Dataset rows
===============

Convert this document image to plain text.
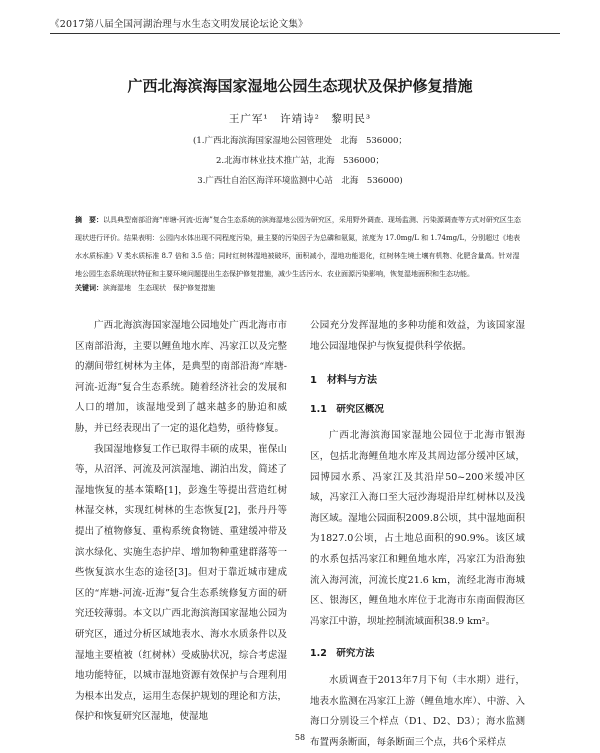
《2017第八届全国河湖治理与水生态文明发展论坛论文集》
广西北海滨海国家湿地公园生态现状及保护修复措施
王广军¹　许靖诗²　黎明民³
(1.广西北海滨海国家湿地公园管理处　北海　536000；
2.北海市林业技术推广站，北海　536000；
3.广西壮自治区海洋环境监测中心站　北海　536000)
摘　要：以具典型南部沿海“库塘-河流-近海”复合生态系统的滨海湿地公园为研究区，采用野外调查、现场监测、污染源调查等方式对研究区生态现状进行评价。结果表明：公园内水体出现不同程度污染，最主要的污染因子为总磷和氨氮，浓度为 17.0mg/L 和 1.74mg/L，分别超过《地表水水质标准》V 类水质标准 8.7 倍和 3.5 倍；同时红树林湿地被破坏，面积减小，湿地功能退化，红树林生境土壤有机物、化肥含量高。针对湿地公园生态系统现状特征和主要环境问题提出生态保护修复措施，减少生活污水、农业面源污染影响，恢复湿地面积和生态功能。
关键词：滨海湿地　生态现状　保护修复措施

广西北海滨海国家湿地公园地处广西北海市市区南部沿海，主要以鲤鱼地水库、冯家江以及完整的潮间带红树林为主体，是典型的南部沿海“库塘-河流-近海”复合生态系统。随着经济社会的发展和人口的增加，该湿地受到了越来越多的胁迫和威胁，并已经表现出了一定的退化趋势，亟待修复。

我国湿地修复工作已取得丰硕的成果，崔保山等，从沼泽、河流及河滨湿地、湖泊出发，简述了湿地恢复的基本策略[1]，彭逸生等提出营造红树林湿交林，实现红树林的生态恢复[2]，张丹丹等提出了植物修复、重构系统食物链、重建缓冲带及滨水绿化、实施生态护岸、增加物种重建群落等一些恢复滨水生态的途径[3]。但对于靠近城市建成区的“库塘-河流-近海”复合生态系统修复方面的研究还较薄弱。本文以广西北海滨海国家湿地公园为研究区，通过分析区域地表水、海水水质条件以及湿地主要植被（红树林）受威胁状况，综合考虑湿地功能特征，以城市湿地资源有效保护与合理利用为根本出发点，运用生态保护规划的理论和方法，保护和恢复研究区湿地，使湿地

公园充分发挥湿地的多种功能和效益，为该国家湿地公园湿地保护与恢复提供科学依据。
1　材料与方法
1.1　研究区概况

广西北海滨海国家湿地公园位于北海市银海区，包括北海鲤鱼地水库及其周边部分缓冲区域，园博园水系、冯家江及其沿岸50~200米缓冲区域，冯家江入海口至大冠沙海堤沿岸红树林以及浅海区域。湿地公园面积2009.8公顷，其中湿地面积为1827.0公顷，占土地总面积的90.9%。该区域的水系包括冯家江和鲤鱼地水库，冯家江为沿海独流入海河流，河流长度21.6 km，流经北海市海城区、银海区，鲤鱼地水库位于北海市东南面假海区冯家江中游，坝址控制流域面积38.9 km²。

1.2　研究方法

水质调查于2013年7月下旬（丰水期）进行，地表水监测在冯家江上游（鲤鱼地水库）、中游、入海口分别设三个样点（D1、D2、D3）；海水监测布置两条断面，每条断面三个点，共6个采样点

58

===============

WORK TO DO
The entries above should be reproduced exactly, without their pictures.

FULL RESPONSE
Convert this document image to plain text.
《2017第八届全国河湖治理与水生态文明发展论坛论文集》
广西北海滨海国家湿地公园生态现状及保护修复措施
王广军¹　许靖诗²　黎明民³
(1.广西北海滨海国家湿地公园管理处　北海　536000；
2.北海市林业技术推广站，北海　536000；
3.广西壮自治区海洋环境监测中心站　北海　536000)
摘　要：以具典型南部沿海“库塘-河流-近海”复合生态系统的滨海湿地公园为研究区，采用野外调查、现场监测、污染源调查等方式对研究区生态现状进行评价。结果表明：公园内水体出现不同程度污染，最主要的污染因子为总磷和氨氮，浓度为 17.0mg/L 和 1.74mg/L，分别超过《地表水水质标准》V 类水质标准 8.7 倍和 3.5 倍；同时红树林湿地被破坏，面积减小，湿地功能退化，红树林生境土壤有机物、化肥含量高。针对湿地公园生态系统现状特征和主要环境问题提出生态保护修复措施，减少生活污水、农业面源污染影响，恢复湿地面积和生态功能。
关键词：滨海湿地　生态现状　保护修复措施

广西北海滨海国家湿地公园地处广西北海市市区南部沿海，主要以鲤鱼地水库、冯家江以及完整的潮间带红树林为主体，是典型的南部沿海“库塘-河流-近海”复合生态系统。随着经济社会的发展和人口的增加，该湿地受到了越来越多的胁迫和威胁，并已经表现出了一定的退化趋势，亟待修复。

我国湿地修复工作已取得丰硕的成果，崔保山等，从沼泽、河流及河滨湿地、湖泊出发，简述了湿地恢复的基本策略[1]，彭逸生等提出营造红树林湿交林，实现红树林的生态恢复[2]，张丹丹等提出了植物修复、重构系统食物链、重建缓冲带及滨水绿化、实施生态护岸、增加物种重建群落等一些恢复滨水生态的途径[3]。但对于靠近城市建成区的“库塘-河流-近海”复合生态系统修复方面的研究还较薄弱。本文以广西北海滨海国家湿地公园为研究区，通过分析区域地表水、海水水质条件以及湿地主要植被（红树林）受威胁状况，综合考虑湿地功能特征，以城市湿地资源有效保护与合理利用为根本出发点，运用生态保护规划的理论和方法，保护和恢复研究区湿地，使湿地

公园充分发挥湿地的多种功能和效益，为该国家湿地公园湿地保护与恢复提供科学依据。
1　材料与方法
1.1　研究区概况

广西北海滨海国家湿地公园位于北海市银海区，包括北海鲤鱼地水库及其周边部分缓冲区域，园博园水系、冯家江及其沿岸50~200米缓冲区域，冯家江入海口至大冠沙海堤沿岸红树林以及浅海区域。湿地公园面积2009.8公顷，其中湿地面积为1827.0公顷，占土地总面积的90.9%。该区域的水系包括冯家江和鲤鱼地水库，冯家江为沿海独流入海河流，河流长度21.6 km，流经北海市海城区、银海区，鲤鱼地水库位于北海市东南面假海区冯家江中游，坝址控制流域面积38.9 km²。

1.2　研究方法

水质调查于2013年7月下旬（丰水期）进行，地表水监测在冯家江上游（鲤鱼地水库）、中游、入海口分别设三个样点（D1、D2、D3）；海水监测布置两条断面，每条断面三个点，共6个采样点

58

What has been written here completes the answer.